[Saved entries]
((

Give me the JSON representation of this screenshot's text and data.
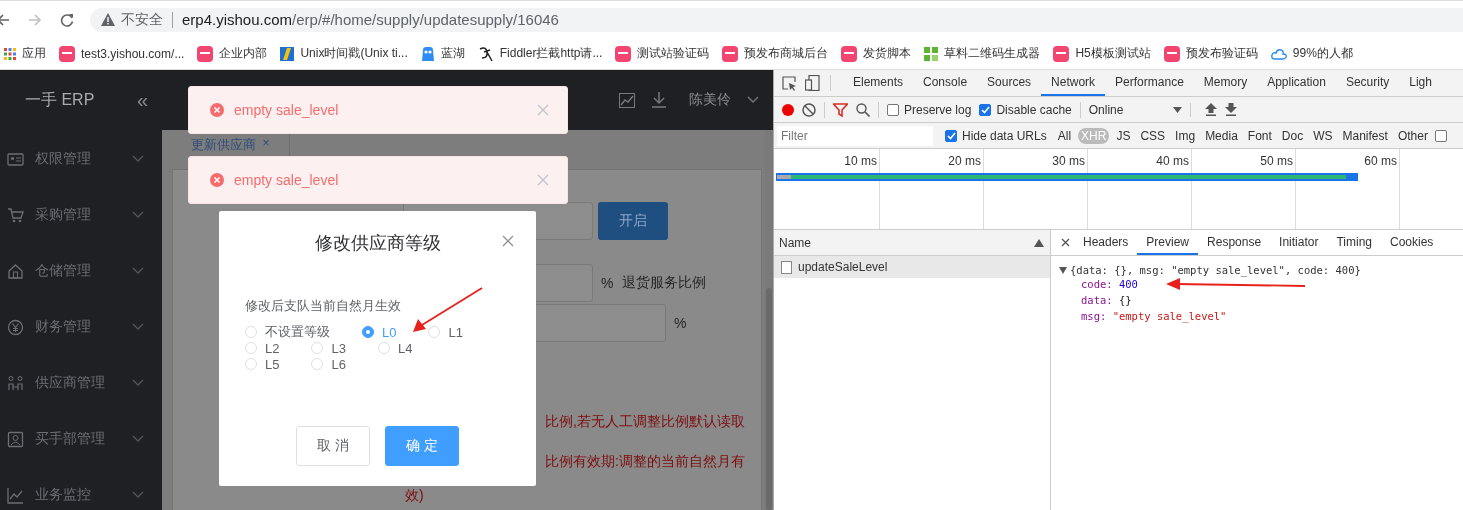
{
  "browser": {
    "security_label": "不安全",
    "url_host": "erp4.yishou.com",
    "url_path": "/erp/#/home/supply/updatesupply/16046"
  },
  "bookmarks": [
    {
      "label": "应用",
      "kind": "apps"
    },
    {
      "label": "test3.yishou.com/...",
      "kind": "yishou"
    },
    {
      "label": "企业内部",
      "kind": "yishou"
    },
    {
      "label": "Unix时间戳(Unix ti...",
      "kind": "unix"
    },
    {
      "label": "蓝湖",
      "kind": "lanhu"
    },
    {
      "label": "Fiddler拦截http请...",
      "kind": "fiddler"
    },
    {
      "label": "测试站验证码",
      "kind": "yishou"
    },
    {
      "label": "预发布商城后台",
      "kind": "yishou"
    },
    {
      "label": "发货脚本",
      "kind": "yishou"
    },
    {
      "label": "草料二维码生成器",
      "kind": "qr"
    },
    {
      "label": "H5模板测试站",
      "kind": "yishou"
    },
    {
      "label": "预发布验证码",
      "kind": "yishou"
    },
    {
      "label": "99%的人都",
      "kind": "cloud"
    }
  ],
  "app": {
    "brand": "一手 ERP",
    "collapse": "«",
    "user": "陈美伶",
    "menu": [
      {
        "label": "权限管理"
      },
      {
        "label": "采购管理"
      },
      {
        "label": "仓储管理"
      },
      {
        "label": "财务管理"
      },
      {
        "label": "供应商管理"
      },
      {
        "label": "买手部管理"
      },
      {
        "label": "业务监控"
      }
    ],
    "tab": {
      "label": "更新供应商",
      "close": "×"
    },
    "form": {
      "button": "开启",
      "percent_1": "%",
      "return_label": "退货服务比例",
      "percent_2": "%",
      "notes": [
        "比例,若无人工调整比例默认读取",
        "比例有效期:调整的当前自然月有",
        "效)"
      ]
    },
    "toasts": [
      {
        "message": "empty sale_level"
      },
      {
        "message": "empty sale_level"
      }
    ],
    "modal": {
      "title": "修改供应商等级",
      "hint": "修改后支队当前自然月生效",
      "options": [
        {
          "label": "不设置等级",
          "selected": false
        },
        {
          "label": "L0",
          "selected": true
        },
        {
          "label": "L1",
          "selected": false
        },
        {
          "label": "L2",
          "selected": false
        },
        {
          "label": "L3",
          "selected": false
        },
        {
          "label": "L4",
          "selected": false
        },
        {
          "label": "L5",
          "selected": false
        },
        {
          "label": "L6",
          "selected": false
        }
      ],
      "buttons": [
        {
          "label": "取 消",
          "kind": "default"
        },
        {
          "label": "确 定",
          "kind": "primary"
        }
      ]
    }
  },
  "devtools": {
    "tabs": [
      {
        "label": "Elements",
        "selected": false
      },
      {
        "label": "Console",
        "selected": false
      },
      {
        "label": "Sources",
        "selected": false
      },
      {
        "label": "Network",
        "selected": true
      },
      {
        "label": "Performance",
        "selected": false
      },
      {
        "label": "Memory",
        "selected": false
      },
      {
        "label": "Application",
        "selected": false
      },
      {
        "label": "Security",
        "selected": false
      },
      {
        "label": "Ligh",
        "selected": false
      }
    ],
    "toolbar": {
      "recording": true,
      "preserve_log": {
        "label": "Preserve log",
        "checked": false
      },
      "disable_cache": {
        "label": "Disable cache",
        "checked": true
      },
      "throttle": "Online"
    },
    "filter": {
      "placeholder": "Filter",
      "hide_data_urls": {
        "label": "Hide data URLs",
        "checked": true
      },
      "extra_checked": false,
      "types": [
        {
          "label": "All",
          "selected": false
        },
        {
          "label": "XHR",
          "selected": true
        },
        {
          "label": "JS",
          "selected": false
        },
        {
          "label": "CSS",
          "selected": false
        },
        {
          "label": "Img",
          "selected": false
        },
        {
          "label": "Media",
          "selected": false
        },
        {
          "label": "Font",
          "selected": false
        },
        {
          "label": "Doc",
          "selected": false
        },
        {
          "label": "WS",
          "selected": false
        },
        {
          "label": "Manifest",
          "selected": false
        },
        {
          "label": "Other",
          "selected": false
        }
      ]
    },
    "overview": {
      "ticks": [
        "10 ms",
        "20 ms",
        "30 ms",
        "40 ms",
        "50 ms",
        "60 ms"
      ]
    },
    "requests": {
      "column": "Name",
      "rows": [
        {
          "name": "updateSaleLevel",
          "selected": true
        }
      ]
    },
    "detail": {
      "tabs": [
        {
          "label": "Headers",
          "selected": false
        },
        {
          "label": "Preview",
          "selected": true
        },
        {
          "label": "Response",
          "selected": false
        },
        {
          "label": "Initiator",
          "selected": false
        },
        {
          "label": "Timing",
          "selected": false
        },
        {
          "label": "Cookies",
          "selected": false
        }
      ],
      "preview": {
        "summary": "{data: {}, msg: \"empty sale_level\", code: 400}",
        "expanded": true,
        "properties": [
          {
            "key": "code:",
            "value": "400",
            "kind": "number"
          },
          {
            "key": "data:",
            "value": "{}",
            "kind": "object"
          },
          {
            "key": "msg:",
            "value": "\"empty sale_level\"",
            "kind": "string"
          }
        ]
      }
    }
  }
}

))

DIRECTIONS FOR THIS TASK
Where a line in the material above holds "code", copy that line.

RESULT OF THE TASK
        "summary": "{data: {}, msg: \"empty sale_level\", code: 400}",
            "key": "code:",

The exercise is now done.